- SET PROBLEM: Repeat the records below exactly, leaving out any pictures.
=== RECORDS SUPPLIED ===
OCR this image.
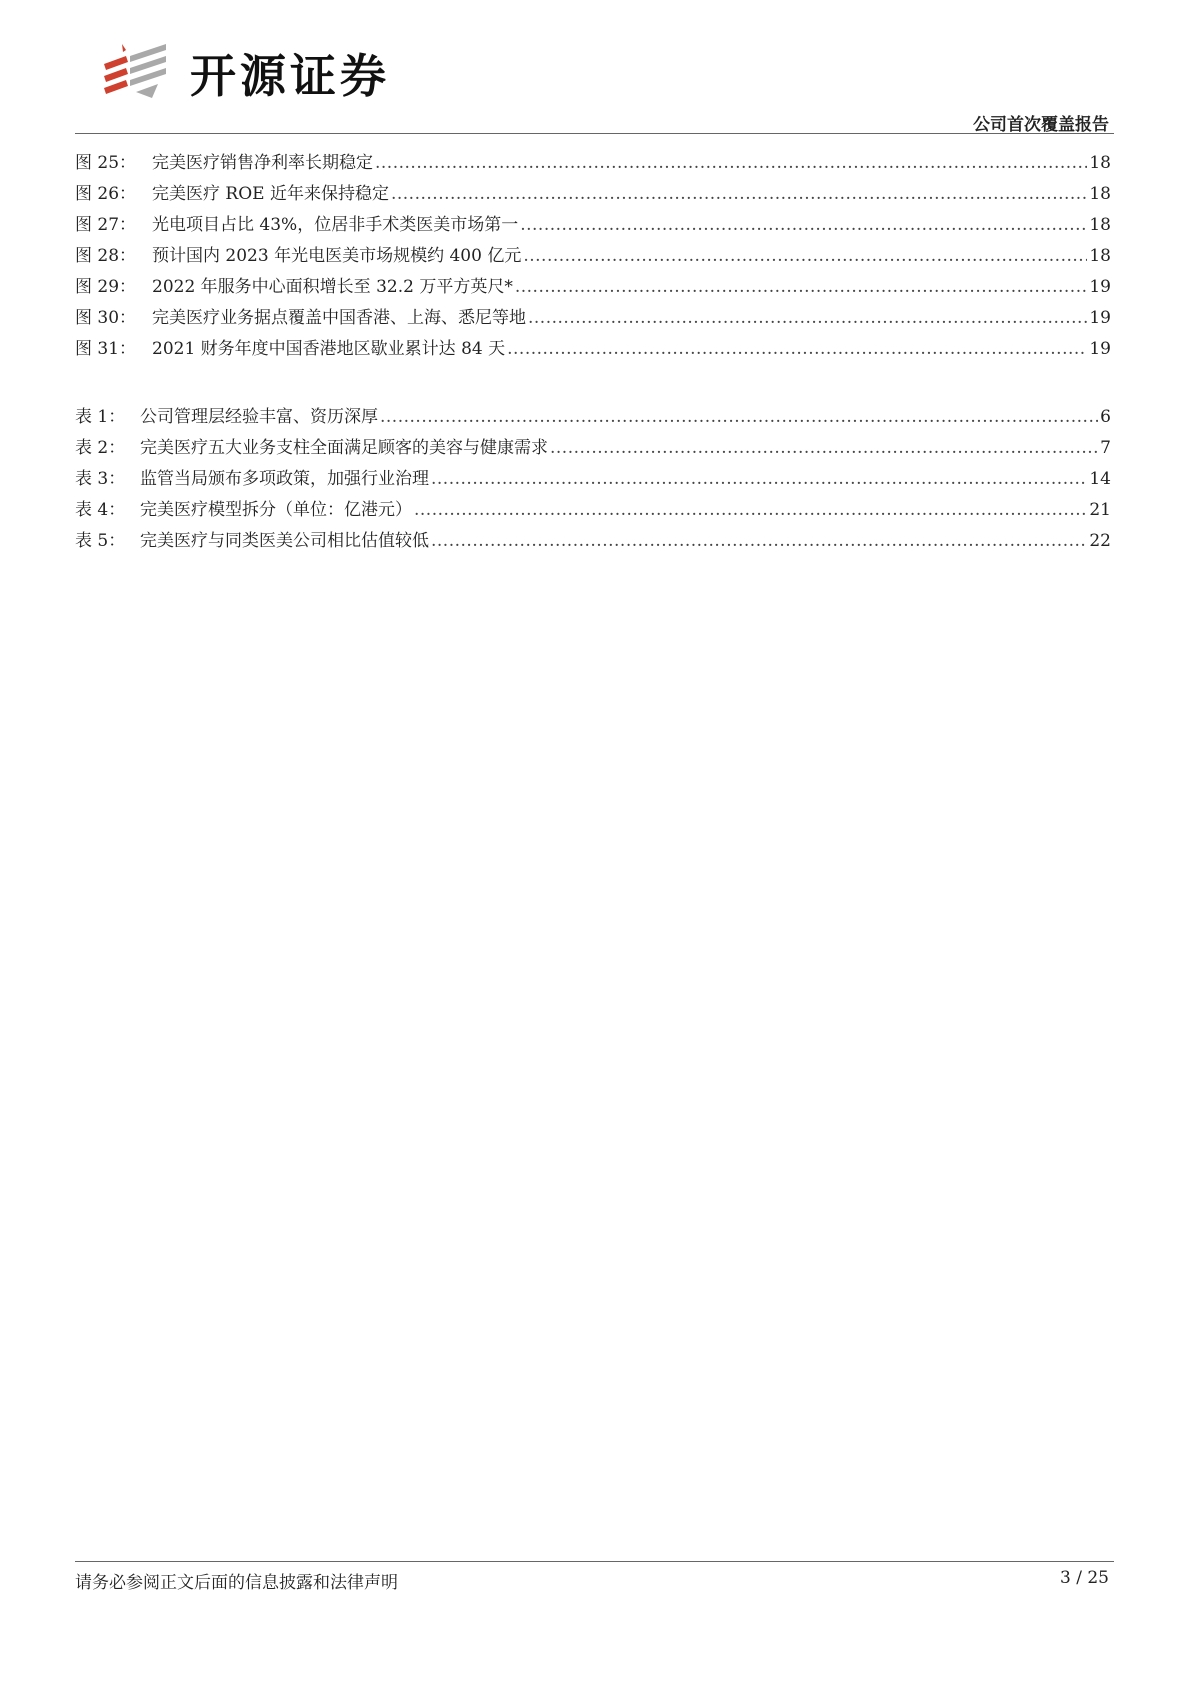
开源证券
公司首次覆盖报告
图 25： 完美医疗销售净利率长期稳定 .....	18
图 26： 完美医疗 ROE 近年来保持稳定 .....	18
图 27： 光电项目占比 43%，位居非手术类医美市场第一 .....	18
图 28： 预计国内 2023 年光电医美市场规模约 400 亿元 .....	18
图 29： 2022 年服务中心面积增长至 32.2 万平方英尺* .....	19
图 30： 完美医疗业务据点覆盖中国香港、上海、悉尼等地 .....	19
图 31： 2021 财务年度中国香港地区歇业累计达 84 天 .....	19
表 1： 公司管理层经验丰富、资历深厚 .....	6
表 2： 完美医疗五大业务支柱全面满足顾客的美容与健康需求 .....	7
表 3： 监管当局颁布多项政策，加强行业治理 .....	14
表 4： 完美医疗模型拆分（单位：亿港元） .....	21
表 5： 完美医疗与同类医美公司相比估值较低 .....	22
请务必参阅正文后面的信息披露和法律声明	3 / 25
===
- EXPECTED ANSWER:
OCR this image.
开源证券
公司首次覆盖报告
图 25： 完美医疗销售净利率长期稳定 .....	18
图 26： 完美医疗 ROE 近年来保持稳定 .....	18
图 27： 光电项目占比 43%，位居非手术类医美市场第一 .....	18
图 28： 预计国内 2023 年光电医美市场规模约 400 亿元 .....	18
图 29： 2022 年服务中心面积增长至 32.2 万平方英尺* .....	19
图 30： 完美医疗业务据点覆盖中国香港、上海、悉尼等地 .....	19
图 31： 2021 财务年度中国香港地区歇业累计达 84 天 .....	19
表 1： 公司管理层经验丰富、资历深厚 .....	6
表 2： 完美医疗五大业务支柱全面满足顾客的美容与健康需求 .....	7
表 3： 监管当局颁布多项政策，加强行业治理 .....	14
表 4： 完美医疗模型拆分（单位：亿港元） .....	21
表 5： 完美医疗与同类医美公司相比估值较低 .....	22
请务必参阅正文后面的信息披露和法律声明	3 / 25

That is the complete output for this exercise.